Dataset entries

*-*-*

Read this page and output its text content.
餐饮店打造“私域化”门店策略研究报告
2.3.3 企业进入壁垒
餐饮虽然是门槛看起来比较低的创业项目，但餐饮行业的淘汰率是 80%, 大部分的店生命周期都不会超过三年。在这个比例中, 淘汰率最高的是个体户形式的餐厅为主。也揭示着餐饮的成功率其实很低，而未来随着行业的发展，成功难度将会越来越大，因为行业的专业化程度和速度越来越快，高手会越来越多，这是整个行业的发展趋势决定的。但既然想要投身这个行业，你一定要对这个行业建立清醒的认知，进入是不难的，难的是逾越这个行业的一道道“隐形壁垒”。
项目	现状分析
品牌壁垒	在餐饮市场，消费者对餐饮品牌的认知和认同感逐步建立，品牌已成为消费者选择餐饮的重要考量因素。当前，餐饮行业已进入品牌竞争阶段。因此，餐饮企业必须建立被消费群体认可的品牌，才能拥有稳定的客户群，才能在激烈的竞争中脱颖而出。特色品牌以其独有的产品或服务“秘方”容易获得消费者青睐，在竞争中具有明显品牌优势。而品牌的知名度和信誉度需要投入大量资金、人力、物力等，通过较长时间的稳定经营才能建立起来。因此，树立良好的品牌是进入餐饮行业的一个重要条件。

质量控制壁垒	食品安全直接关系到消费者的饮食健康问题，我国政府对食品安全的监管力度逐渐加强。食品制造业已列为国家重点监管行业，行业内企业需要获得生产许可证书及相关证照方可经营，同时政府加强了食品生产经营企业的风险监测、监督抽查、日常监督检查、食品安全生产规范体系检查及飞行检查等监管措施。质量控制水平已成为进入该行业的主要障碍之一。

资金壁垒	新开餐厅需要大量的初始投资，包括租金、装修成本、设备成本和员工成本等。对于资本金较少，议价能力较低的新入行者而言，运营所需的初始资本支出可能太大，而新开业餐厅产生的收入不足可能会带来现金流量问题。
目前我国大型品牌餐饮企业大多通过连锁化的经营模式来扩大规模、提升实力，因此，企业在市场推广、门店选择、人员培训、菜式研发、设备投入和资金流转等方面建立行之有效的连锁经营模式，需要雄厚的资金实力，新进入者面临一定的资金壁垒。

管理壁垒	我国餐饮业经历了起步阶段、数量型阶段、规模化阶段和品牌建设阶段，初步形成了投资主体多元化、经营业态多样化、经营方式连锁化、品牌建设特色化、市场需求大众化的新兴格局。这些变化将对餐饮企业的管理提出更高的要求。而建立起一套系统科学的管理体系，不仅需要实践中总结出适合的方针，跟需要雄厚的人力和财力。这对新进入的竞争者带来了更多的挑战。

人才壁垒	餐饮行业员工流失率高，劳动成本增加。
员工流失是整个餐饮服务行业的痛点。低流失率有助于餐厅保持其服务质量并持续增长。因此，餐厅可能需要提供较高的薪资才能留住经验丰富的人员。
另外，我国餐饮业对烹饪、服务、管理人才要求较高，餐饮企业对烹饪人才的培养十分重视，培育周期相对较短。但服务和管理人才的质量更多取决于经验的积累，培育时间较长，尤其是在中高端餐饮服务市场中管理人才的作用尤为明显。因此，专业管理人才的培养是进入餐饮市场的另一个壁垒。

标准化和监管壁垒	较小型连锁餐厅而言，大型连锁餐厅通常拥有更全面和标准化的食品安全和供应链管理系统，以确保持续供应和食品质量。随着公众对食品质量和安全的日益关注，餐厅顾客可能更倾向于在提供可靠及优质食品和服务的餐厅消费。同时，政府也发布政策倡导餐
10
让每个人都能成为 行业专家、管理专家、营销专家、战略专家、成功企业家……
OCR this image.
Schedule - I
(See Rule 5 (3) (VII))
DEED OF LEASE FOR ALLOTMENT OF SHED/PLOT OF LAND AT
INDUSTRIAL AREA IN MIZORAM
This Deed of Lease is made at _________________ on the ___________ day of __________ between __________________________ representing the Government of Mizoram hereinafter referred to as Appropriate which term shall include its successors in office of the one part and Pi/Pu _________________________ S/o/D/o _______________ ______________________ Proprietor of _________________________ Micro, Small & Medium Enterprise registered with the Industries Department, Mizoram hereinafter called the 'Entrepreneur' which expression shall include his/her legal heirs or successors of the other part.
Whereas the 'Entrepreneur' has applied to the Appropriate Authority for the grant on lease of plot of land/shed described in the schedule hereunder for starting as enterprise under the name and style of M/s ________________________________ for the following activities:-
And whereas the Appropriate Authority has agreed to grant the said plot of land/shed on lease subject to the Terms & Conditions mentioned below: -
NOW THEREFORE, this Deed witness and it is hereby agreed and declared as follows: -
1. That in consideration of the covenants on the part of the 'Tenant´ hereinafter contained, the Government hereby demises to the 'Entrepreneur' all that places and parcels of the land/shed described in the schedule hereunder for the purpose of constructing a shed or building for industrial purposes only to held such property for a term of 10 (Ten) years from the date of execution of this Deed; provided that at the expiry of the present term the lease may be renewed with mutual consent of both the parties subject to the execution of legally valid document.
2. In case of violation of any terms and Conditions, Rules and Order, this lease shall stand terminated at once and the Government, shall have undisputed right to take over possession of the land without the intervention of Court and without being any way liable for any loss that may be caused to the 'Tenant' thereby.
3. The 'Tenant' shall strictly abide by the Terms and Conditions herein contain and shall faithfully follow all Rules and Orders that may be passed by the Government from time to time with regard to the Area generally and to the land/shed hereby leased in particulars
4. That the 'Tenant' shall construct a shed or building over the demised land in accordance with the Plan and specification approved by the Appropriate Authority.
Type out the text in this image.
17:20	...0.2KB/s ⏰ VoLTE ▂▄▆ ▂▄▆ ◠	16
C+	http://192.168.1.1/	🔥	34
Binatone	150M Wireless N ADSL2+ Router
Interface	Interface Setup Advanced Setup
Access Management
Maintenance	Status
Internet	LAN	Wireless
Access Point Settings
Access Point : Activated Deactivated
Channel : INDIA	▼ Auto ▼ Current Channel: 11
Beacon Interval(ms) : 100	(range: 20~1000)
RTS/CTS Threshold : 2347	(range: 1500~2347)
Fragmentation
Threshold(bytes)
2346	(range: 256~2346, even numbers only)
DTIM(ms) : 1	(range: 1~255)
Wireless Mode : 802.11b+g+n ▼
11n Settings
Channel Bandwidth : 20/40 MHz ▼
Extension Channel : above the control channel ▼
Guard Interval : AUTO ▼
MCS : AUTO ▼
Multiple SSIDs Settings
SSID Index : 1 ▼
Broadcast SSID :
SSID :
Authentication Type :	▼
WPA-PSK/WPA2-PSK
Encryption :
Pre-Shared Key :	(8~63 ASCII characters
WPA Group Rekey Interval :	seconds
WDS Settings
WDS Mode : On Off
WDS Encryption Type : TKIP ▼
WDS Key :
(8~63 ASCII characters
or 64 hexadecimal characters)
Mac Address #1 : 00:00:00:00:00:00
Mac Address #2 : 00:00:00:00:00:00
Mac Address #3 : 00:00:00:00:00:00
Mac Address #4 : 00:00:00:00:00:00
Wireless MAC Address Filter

*-*-*

Written task
Within the material above, find the lines that contain the word "Settings"; copy them.

Output for this task
Access Point Settings
11n Settings
Multiple SSIDs Settings
WDS Settings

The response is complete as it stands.